Data extracted from a collection:
-------
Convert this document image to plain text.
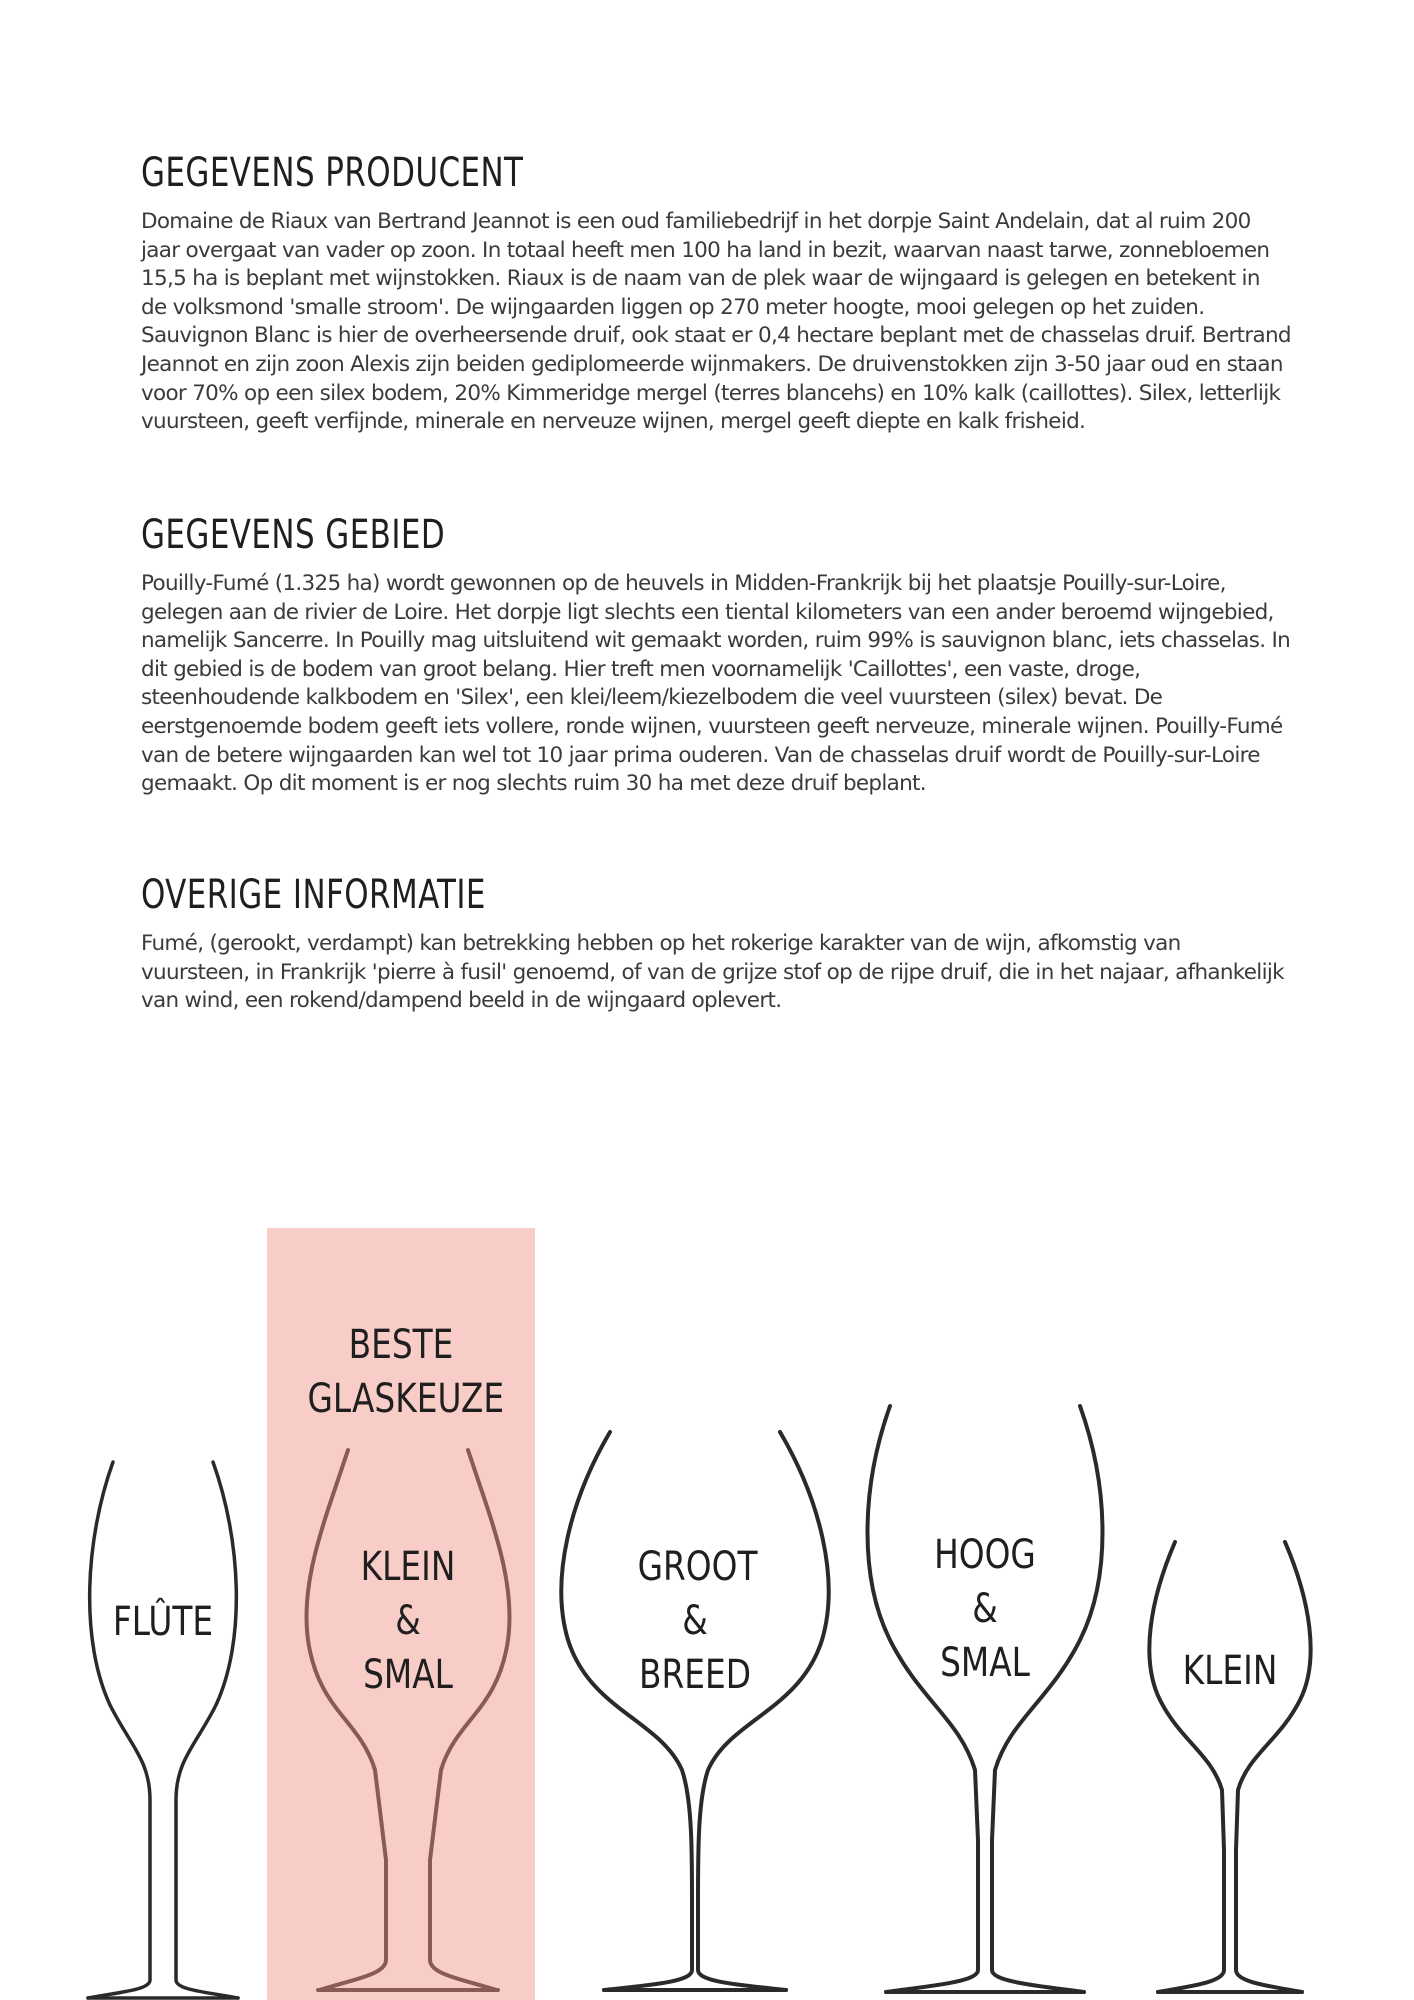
GEGEVENS PRODUCENT

Domaine de Riaux van Bertrand Jeannot is een oud familiebedrijf in het dorpje Saint Andelain, dat al ruim 200 jaar overgaat van vader op zoon. In totaal heeft men 100 ha land in bezit, waarvan naast tarwe, zonnebloemen 15,5 ha is beplant met wijnstokken. Riaux is de naam van de plek waar de wijngaard is gelegen en betekent in de volksmond 'smalle stroom'. De wijngaarden liggen op 270 meter hoogte, mooi gelegen op het zuiden. Sauvignon Blanc is hier de overheersende druif, ook staat er 0,4 hectare beplant met de chasselas druif. Bertrand Jeannot en zijn zoon Alexis zijn beiden gediplomeerde wijnmakers. De druivenstokken zijn 3-50 jaar oud en staan voor 70% op een silex bodem, 20% Kimmeridge mergel (terres blancehs) en 10% kalk (caillottes). Silex, letterlijk vuursteen, geeft verfijnde, minerale en nerveuze wijnen, mergel geeft diepte en kalk frisheid.

GEGEVENS GEBIED

Pouilly-Fumé (1.325 ha) wordt gewonnen op de heuvels in Midden-Frankrijk bij het plaatsje Pouilly-sur-Loire, gelegen aan de rivier de Loire. Het dorpje ligt slechts een tiental kilometers van een ander beroemd wijngebied, namelijk Sancerre. In Pouilly mag uitsluitend wit gemaakt worden, ruim 99% is sauvignon blanc, iets chasselas. In dit gebied is de bodem van groot belang. Hier treft men voornamelijk 'Caillottes', een vaste, droge, steenhoudende kalkbodem en 'Silex', een klei/leem/kiezelbodem die veel vuursteen (silex) bevat. De eerstgenoemde bodem geeft iets vollere, ronde wijnen, vuursteen geeft nerveuze, minerale wijnen. Pouilly-Fumé van de betere wijngaarden kan wel tot 10 jaar prima ouderen. Van de chasselas druif wordt de Pouilly-sur-Loire gemaakt. Op dit moment is er nog slechts ruim 30 ha met deze druif beplant.

OVERIGE INFORMATIE

Fumé, (gerookt, verdampt) kan betrekking hebben op het rokerige karakter van de wijn, afkomstig van vuursteen, in Frankrijk 'pierre à fusil' genoemd, of van de grijze stof op de rijpe druif, die in het najaar, afhankelijk van wind, een rokend/dampend beeld in de wijngaard oplevert.

BESTE
GLASKEUZE
FLÛTE
KLEIN
&
SMAL
GROOT
&
BREED
HOOG
&
SMAL	KLEIN
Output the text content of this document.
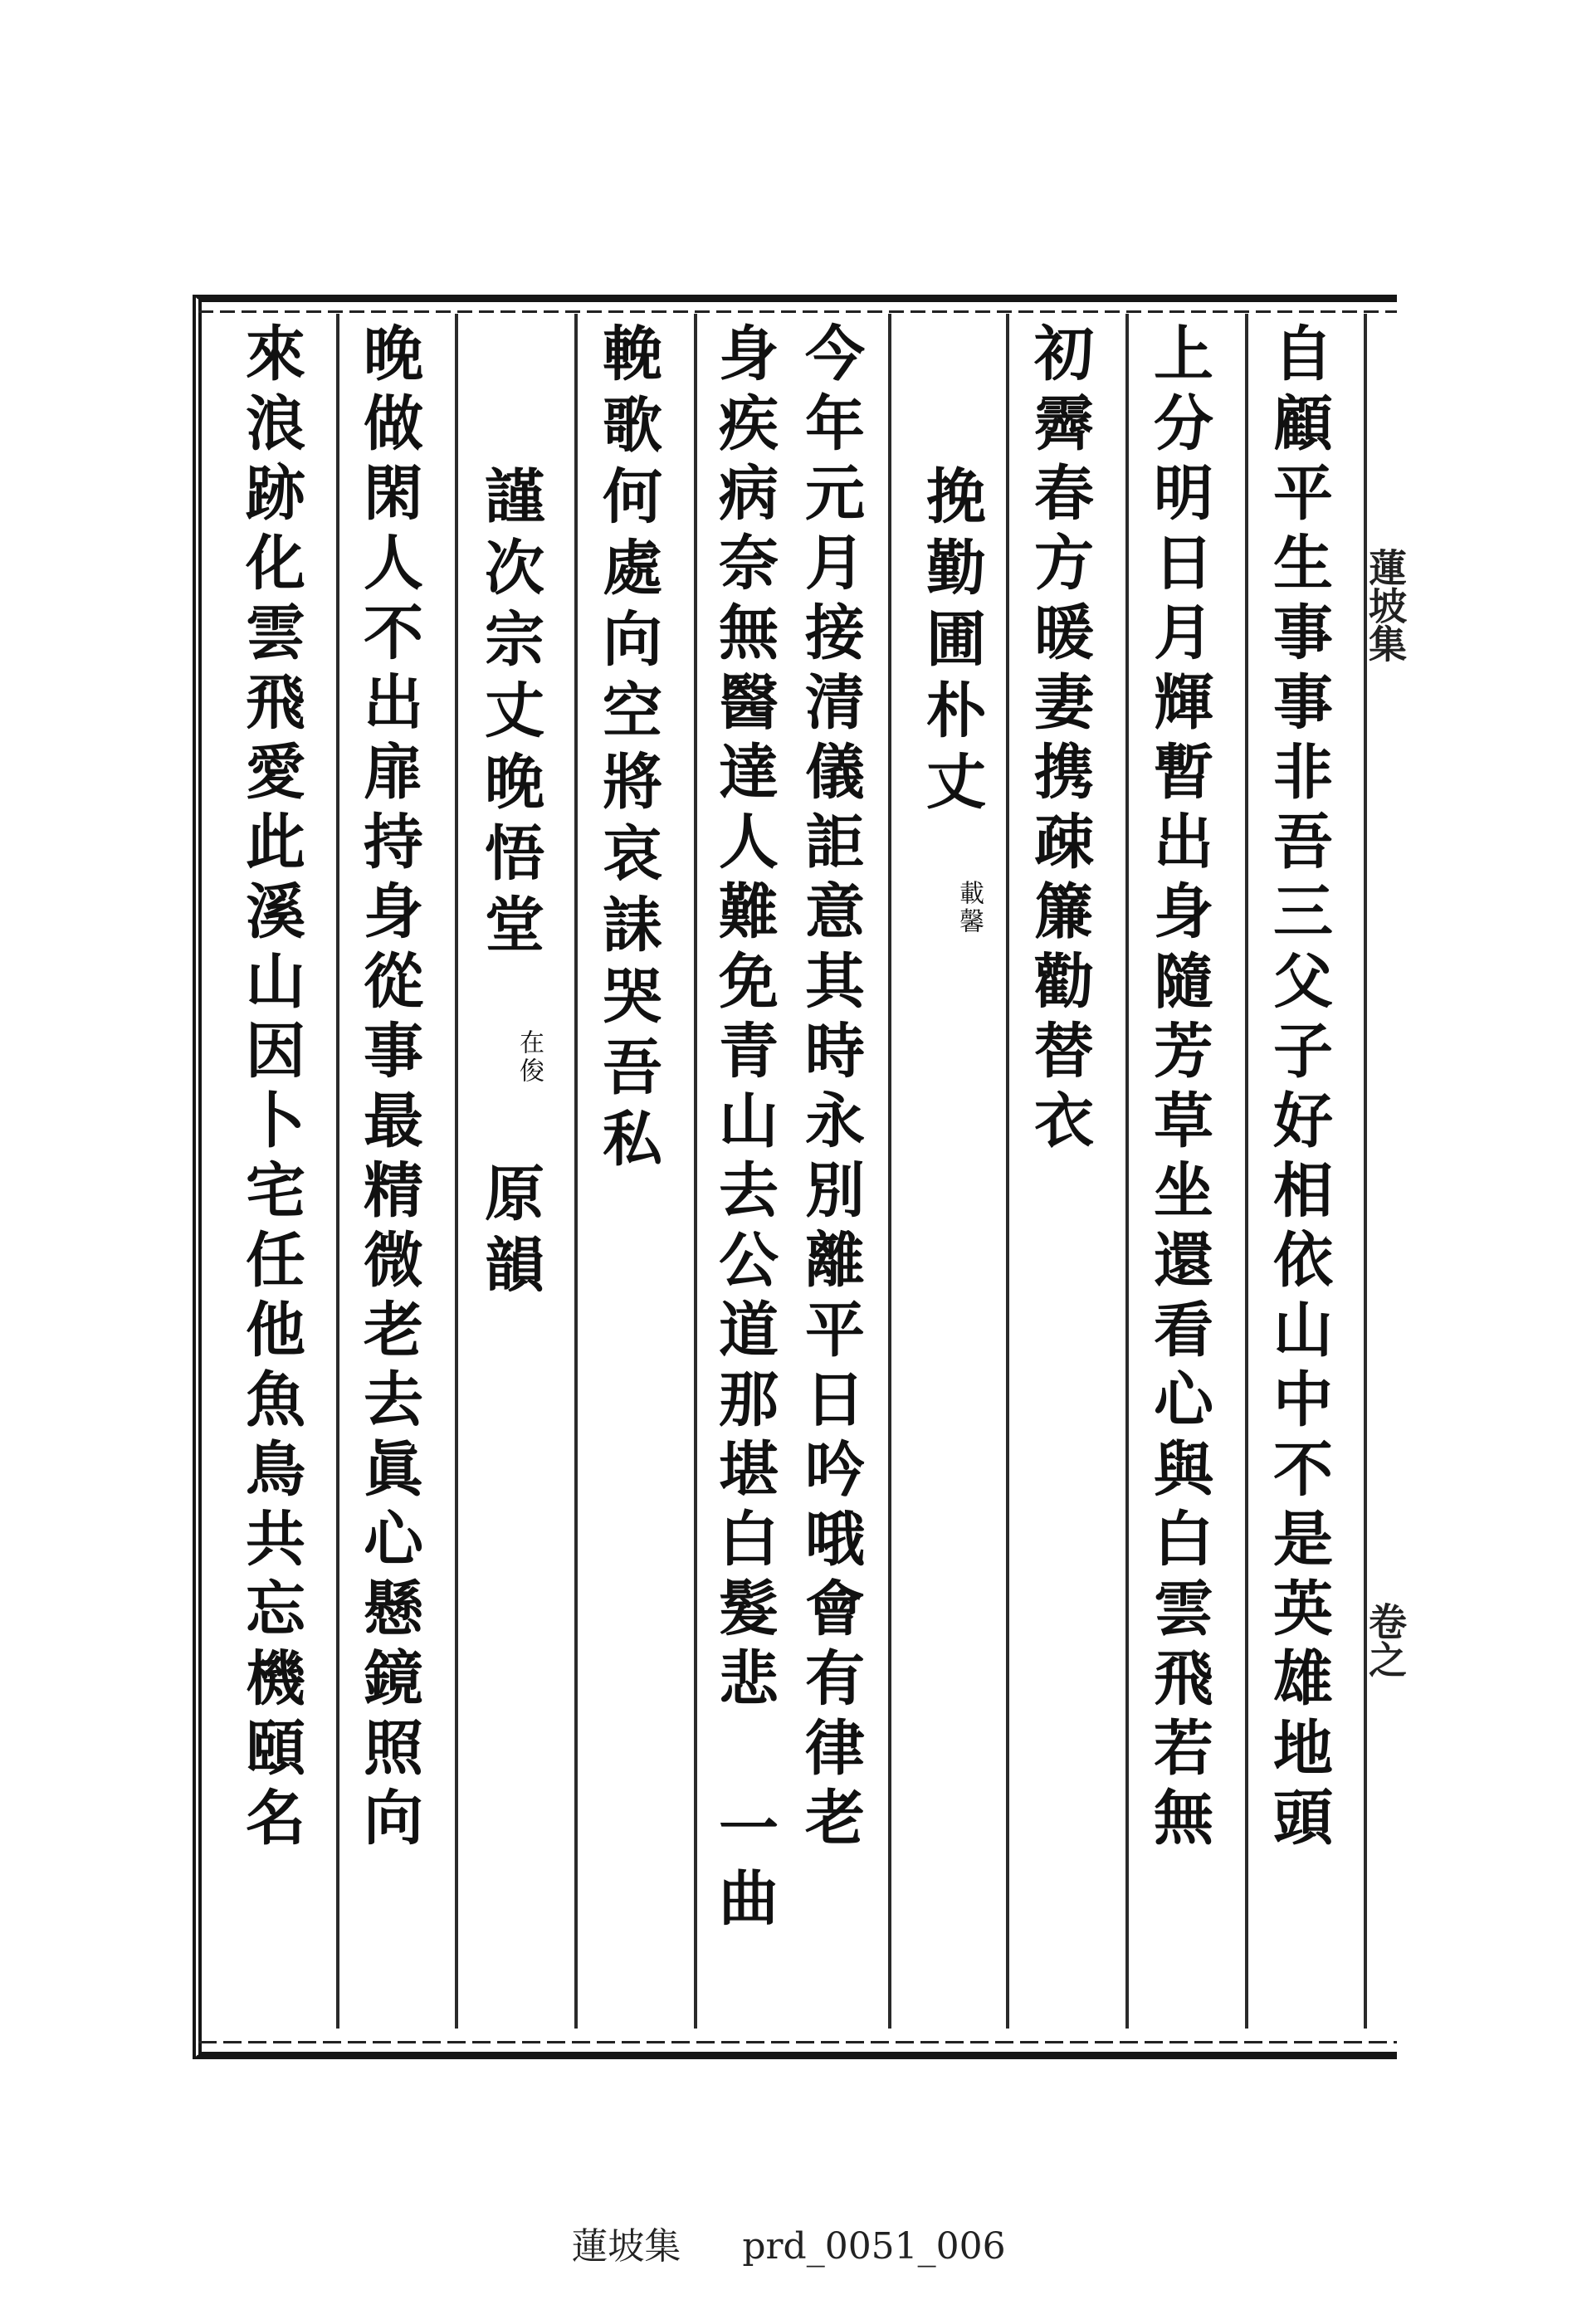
自顧平生事事非吾三父子好相依山中不是英雄地頭
上分明日月輝暫出身隨芳草坐還看心與白雲飛若無
初霽春方暖妻携疎簾勸替衣
挽勤圃朴丈
載馨
今年元月接清儀詎意其時永別離平日吟哦會有律老
身疾病奈無醫達人難免青山去公道那堪白髮悲 一曲
輓歌何處向空將哀誄哭吾私
謹次宗丈晚悟堂
在俊
原韻
晚做閑人不出扉持身從事最精微老去眞心懸鏡照向
來浪跡化雲飛愛此溪山因卜宅任他魚鳥共忘機頤名	蓮坡集
卷之
蓮坡集 prd_0051_006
-------
To be done: Each entry must be retyped word for word, with every image omitted.

Solution for this problem:
Convert this document image to plain text.
GEGEVENS PRODUCENT

Domaine de Riaux van Bertrand Jeannot is een oud familiebedrijf in het dorpje Saint Andelain, dat al ruim 200 jaar overgaat van vader op zoon. In totaal heeft men 100 ha land in bezit, waarvan naast tarwe, zonnebloemen 15,5 ha is beplant met wijnstokken. Riaux is de naam van de plek waar de wijngaard is gelegen en betekent in de volksmond 'smalle stroom'. De wijngaarden liggen op 270 meter hoogte, mooi gelegen op het zuiden. Sauvignon Blanc is hier de overheersende druif, ook staat er 0,4 hectare beplant met de chasselas druif. Bertrand Jeannot en zijn zoon Alexis zijn beiden gediplomeerde wijnmakers. De druivenstokken zijn 3-50 jaar oud en staan voor 70% op een silex bodem, 20% Kimmeridge mergel (terres blancehs) en 10% kalk (caillottes). Silex, letterlijk vuursteen, geeft verfijnde, minerale en nerveuze wijnen, mergel geeft diepte en kalk frisheid.

GEGEVENS GEBIED

Pouilly-Fumé (1.325 ha) wordt gewonnen op de heuvels in Midden-Frankrijk bij het plaatsje Pouilly-sur-Loire, gelegen aan de rivier de Loire. Het dorpje ligt slechts een tiental kilometers van een ander beroemd wijngebied, namelijk Sancerre. In Pouilly mag uitsluitend wit gemaakt worden, ruim 99% is sauvignon blanc, iets chasselas. In dit gebied is de bodem van groot belang. Hier treft men voornamelijk 'Caillottes', een vaste, droge, steenhoudende kalkbodem en 'Silex', een klei/leem/kiezelbodem die veel vuursteen (silex) bevat. De eerstgenoemde bodem geeft iets vollere, ronde wijnen, vuursteen geeft nerveuze, minerale wijnen. Pouilly-Fumé van de betere wijngaarden kan wel tot 10 jaar prima ouderen. Van de chasselas druif wordt de Pouilly-sur-Loire gemaakt. Op dit moment is er nog slechts ruim 30 ha met deze druif beplant.

OVERIGE INFORMATIE

Fumé, (gerookt, verdampt) kan betrekking hebben op het rokerige karakter van de wijn, afkomstig van vuursteen, in Frankrijk 'pierre à fusil' genoemd, of van de grijze stof op de rijpe druif, die in het najaar, afhankelijk van wind, een rokend/dampend beeld in de wijngaard oplevert.

BESTE
GLASKEUZE
FLÛTE
KLEIN
&
SMAL
GROOT
&
BREED
HOOG
&
SMAL	KLEIN
Output the text content of this document.
自顧平生事事非吾三父子好相依山中不是英雄地頭
上分明日月輝暫出身隨芳草坐還看心與白雲飛若無
初霽春方暖妻携疎簾勸替衣
挽勤圃朴丈
載馨
今年元月接清儀詎意其時永別離平日吟哦會有律老
身疾病奈無醫達人難免青山去公道那堪白髮悲 一曲
輓歌何處向空將哀誄哭吾私
謹次宗丈晚悟堂
在俊
原韻
晚做閑人不出扉持身從事最精微老去眞心懸鏡照向
來浪跡化雲飛愛此溪山因卜宅任他魚鳥共忘機頤名	蓮坡集
卷之
蓮坡集 prd_0051_006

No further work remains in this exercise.